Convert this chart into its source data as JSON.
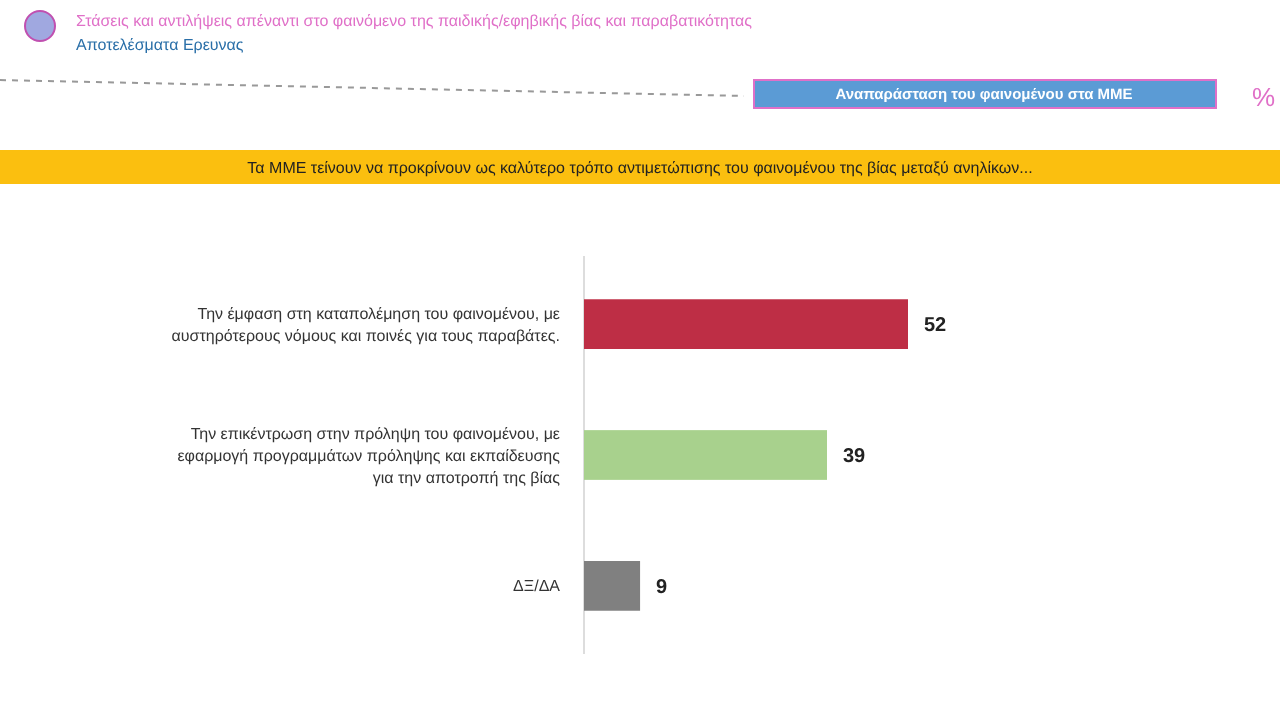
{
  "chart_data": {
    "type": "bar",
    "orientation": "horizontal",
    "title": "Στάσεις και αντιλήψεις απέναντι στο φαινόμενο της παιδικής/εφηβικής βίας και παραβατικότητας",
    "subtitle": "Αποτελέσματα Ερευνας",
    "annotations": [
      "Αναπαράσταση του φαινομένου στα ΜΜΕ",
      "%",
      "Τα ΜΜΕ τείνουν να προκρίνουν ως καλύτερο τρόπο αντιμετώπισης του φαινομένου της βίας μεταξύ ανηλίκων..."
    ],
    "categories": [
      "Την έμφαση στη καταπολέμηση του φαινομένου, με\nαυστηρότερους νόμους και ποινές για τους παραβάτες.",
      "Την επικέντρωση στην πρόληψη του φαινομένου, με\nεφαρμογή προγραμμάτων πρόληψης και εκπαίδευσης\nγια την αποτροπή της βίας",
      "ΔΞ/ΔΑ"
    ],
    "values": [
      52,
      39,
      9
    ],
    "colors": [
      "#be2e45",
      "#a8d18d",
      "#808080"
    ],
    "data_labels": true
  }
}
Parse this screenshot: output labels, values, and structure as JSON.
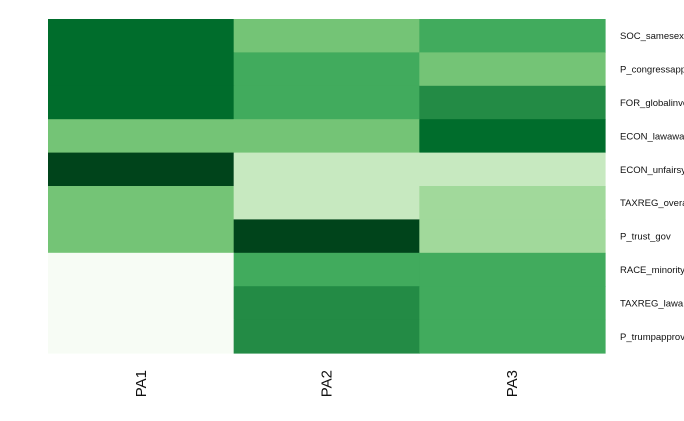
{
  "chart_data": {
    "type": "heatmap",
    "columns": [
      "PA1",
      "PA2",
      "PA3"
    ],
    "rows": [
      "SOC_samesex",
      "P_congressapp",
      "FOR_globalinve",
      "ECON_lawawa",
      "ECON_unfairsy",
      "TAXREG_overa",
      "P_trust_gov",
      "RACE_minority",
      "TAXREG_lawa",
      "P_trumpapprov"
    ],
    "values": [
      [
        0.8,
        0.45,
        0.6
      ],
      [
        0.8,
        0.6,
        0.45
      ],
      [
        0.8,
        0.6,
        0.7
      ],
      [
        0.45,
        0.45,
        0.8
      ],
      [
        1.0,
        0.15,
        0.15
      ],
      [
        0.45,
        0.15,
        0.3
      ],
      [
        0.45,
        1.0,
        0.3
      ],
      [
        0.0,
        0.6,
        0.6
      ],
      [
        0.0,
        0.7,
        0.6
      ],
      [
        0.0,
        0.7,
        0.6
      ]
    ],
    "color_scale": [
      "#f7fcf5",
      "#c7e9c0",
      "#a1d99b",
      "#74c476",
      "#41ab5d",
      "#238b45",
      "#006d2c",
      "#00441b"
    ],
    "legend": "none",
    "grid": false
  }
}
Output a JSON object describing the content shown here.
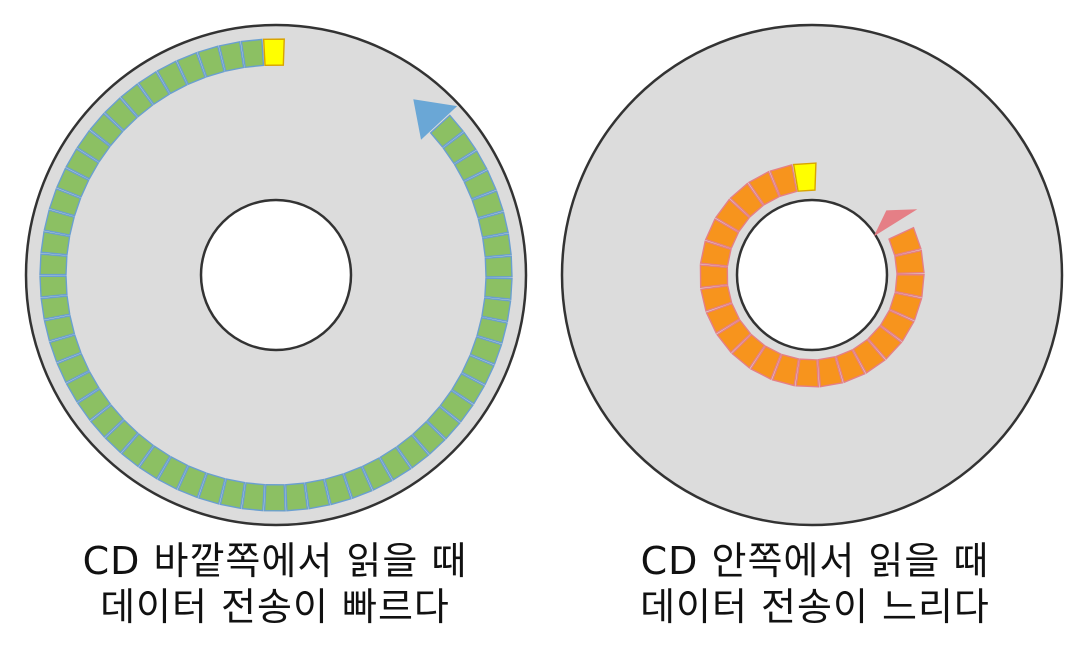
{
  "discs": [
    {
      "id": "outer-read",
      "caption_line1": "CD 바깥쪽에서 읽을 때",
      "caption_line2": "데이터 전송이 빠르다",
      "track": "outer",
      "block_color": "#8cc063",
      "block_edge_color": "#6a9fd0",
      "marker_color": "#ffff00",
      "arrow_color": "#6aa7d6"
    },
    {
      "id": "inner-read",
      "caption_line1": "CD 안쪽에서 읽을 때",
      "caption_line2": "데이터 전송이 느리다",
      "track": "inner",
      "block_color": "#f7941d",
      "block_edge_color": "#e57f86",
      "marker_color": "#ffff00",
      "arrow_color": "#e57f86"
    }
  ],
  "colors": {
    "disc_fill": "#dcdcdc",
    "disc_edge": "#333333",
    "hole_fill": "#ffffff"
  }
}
==================================================
PROBLEM TO SOLVE: Print the lines from the one holding "Output a JSON" through the last line of the records, word for word, and omit the pictures.

RESULT BELOW:
Output a JSON object describing the content shown here.
{
  "discs": [
    {
      "id": "outer-read",
      "caption_line1": "CD 바깥쪽에서 읽을 때",
      "caption_line2": "데이터 전송이 빠르다",
      "track": "outer",
      "block_color": "#8cc063",
      "block_edge_color": "#6a9fd0",
      "marker_color": "#ffff00",
      "arrow_color": "#6aa7d6"
    },
    {
      "id": "inner-read",
      "caption_line1": "CD 안쪽에서 읽을 때",
      "caption_line2": "데이터 전송이 느리다",
      "track": "inner",
      "block_color": "#f7941d",
      "block_edge_color": "#e57f86",
      "marker_color": "#ffff00",
      "arrow_color": "#e57f86"
    }
  ],
  "colors": {
    "disc_fill": "#dcdcdc",
    "disc_edge": "#333333",
    "hole_fill": "#ffffff"
  }
}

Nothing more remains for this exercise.